# START OF ENTRIES
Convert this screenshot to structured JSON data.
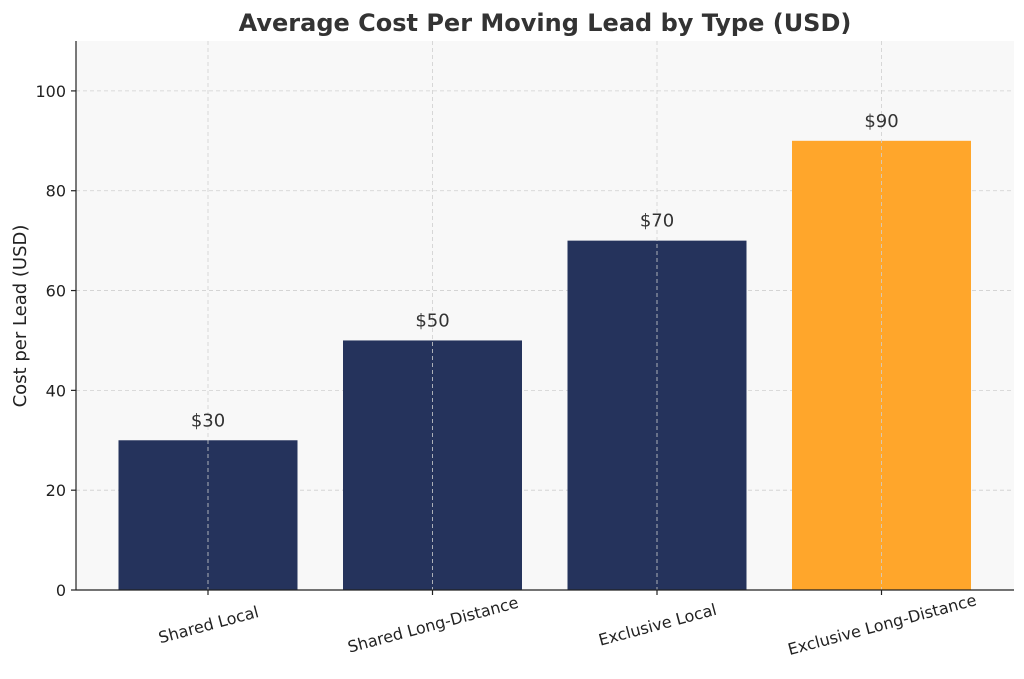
{
  "chart_data": {
    "type": "bar",
    "title": "Average Cost Per Moving Lead by Type (USD)",
    "xlabel": "",
    "ylabel": "Cost per Lead (USD)",
    "categories": [
      "Shared Local",
      "Shared Long-Distance",
      "Exclusive Local",
      "Exclusive Long-Distance"
    ],
    "values": [
      30,
      50,
      70,
      90
    ],
    "data_labels": [
      "$30",
      "$50",
      "$70",
      "$90"
    ],
    "bar_colors": [
      "#25335c",
      "#25335c",
      "#25335c",
      "#ffa62b"
    ],
    "ylim": [
      0,
      110
    ],
    "yticks": [
      0,
      20,
      40,
      60,
      80,
      100
    ],
    "ytick_labels": [
      "0",
      "20",
      "40",
      "60",
      "80",
      "100"
    ],
    "grid": true,
    "plot_background": "#f8f8f8",
    "xtick_rotation_deg": -15
  }
}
# END OF ENTRIES
◆ PROBLEM DESCRIPTION: With the pictures omitted, reproduce the records in full and exactly.

◆ ANSWER TO THIS EXERCISE:
Convert this screenshot to structured JSON data.
{
  "chart_data": {
    "type": "bar",
    "title": "Average Cost Per Moving Lead by Type (USD)",
    "xlabel": "",
    "ylabel": "Cost per Lead (USD)",
    "categories": [
      "Shared Local",
      "Shared Long-Distance",
      "Exclusive Local",
      "Exclusive Long-Distance"
    ],
    "values": [
      30,
      50,
      70,
      90
    ],
    "data_labels": [
      "$30",
      "$50",
      "$70",
      "$90"
    ],
    "bar_colors": [
      "#25335c",
      "#25335c",
      "#25335c",
      "#ffa62b"
    ],
    "ylim": [
      0,
      110
    ],
    "yticks": [
      0,
      20,
      40,
      60,
      80,
      100
    ],
    "ytick_labels": [
      "0",
      "20",
      "40",
      "60",
      "80",
      "100"
    ],
    "grid": true,
    "plot_background": "#f8f8f8",
    "xtick_rotation_deg": -15
  }
}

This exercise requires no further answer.